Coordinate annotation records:
+++
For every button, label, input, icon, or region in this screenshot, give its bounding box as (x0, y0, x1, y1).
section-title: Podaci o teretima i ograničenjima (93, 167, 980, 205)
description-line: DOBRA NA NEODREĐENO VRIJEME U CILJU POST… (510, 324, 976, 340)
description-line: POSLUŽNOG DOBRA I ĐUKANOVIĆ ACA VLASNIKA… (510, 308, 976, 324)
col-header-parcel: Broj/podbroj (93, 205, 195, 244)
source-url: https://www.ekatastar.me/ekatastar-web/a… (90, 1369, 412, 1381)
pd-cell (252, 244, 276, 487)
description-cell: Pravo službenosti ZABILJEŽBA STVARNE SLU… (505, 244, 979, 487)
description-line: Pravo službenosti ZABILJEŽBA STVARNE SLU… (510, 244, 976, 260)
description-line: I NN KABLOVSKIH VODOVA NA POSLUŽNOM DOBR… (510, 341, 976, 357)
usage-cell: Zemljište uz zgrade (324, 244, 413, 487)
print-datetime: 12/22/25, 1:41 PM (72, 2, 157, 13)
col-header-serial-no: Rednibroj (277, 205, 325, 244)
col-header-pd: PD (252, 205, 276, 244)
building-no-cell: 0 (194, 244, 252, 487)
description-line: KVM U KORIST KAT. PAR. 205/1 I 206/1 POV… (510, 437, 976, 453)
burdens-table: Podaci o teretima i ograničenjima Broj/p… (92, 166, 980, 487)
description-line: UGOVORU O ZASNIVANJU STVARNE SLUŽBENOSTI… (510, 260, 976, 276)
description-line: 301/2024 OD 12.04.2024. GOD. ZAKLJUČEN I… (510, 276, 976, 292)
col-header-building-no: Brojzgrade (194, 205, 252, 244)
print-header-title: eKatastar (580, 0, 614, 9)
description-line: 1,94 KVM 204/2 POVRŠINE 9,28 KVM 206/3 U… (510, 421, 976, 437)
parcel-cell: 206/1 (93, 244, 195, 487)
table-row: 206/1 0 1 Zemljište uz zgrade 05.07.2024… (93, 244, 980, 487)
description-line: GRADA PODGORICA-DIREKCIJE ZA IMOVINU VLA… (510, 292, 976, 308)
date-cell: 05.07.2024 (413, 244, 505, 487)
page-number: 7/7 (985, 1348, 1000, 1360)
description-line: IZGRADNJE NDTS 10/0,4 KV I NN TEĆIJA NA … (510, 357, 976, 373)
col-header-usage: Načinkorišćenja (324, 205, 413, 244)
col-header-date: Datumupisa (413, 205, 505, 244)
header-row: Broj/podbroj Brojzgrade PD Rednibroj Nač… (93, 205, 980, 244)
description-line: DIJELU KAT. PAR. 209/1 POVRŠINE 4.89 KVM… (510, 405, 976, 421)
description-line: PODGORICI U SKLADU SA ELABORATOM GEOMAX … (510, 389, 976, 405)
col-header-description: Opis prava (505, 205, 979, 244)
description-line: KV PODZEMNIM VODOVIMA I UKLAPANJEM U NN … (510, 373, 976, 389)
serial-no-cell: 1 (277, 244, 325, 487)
+++
* [Task goal]: Which lines of the material above contain the word "POVRŠINE"? Pick them out and copy each one in full.

* [Response for this exercise]:
description-line: 1,94 KVM 204/2 POVRŠINE 9,28 KVM 206/3 U… (510, 421, 976, 437)
description-line: DIJELU KAT. PAR. 209/1 POVRŠINE 4.89 KVM… (510, 405, 976, 421)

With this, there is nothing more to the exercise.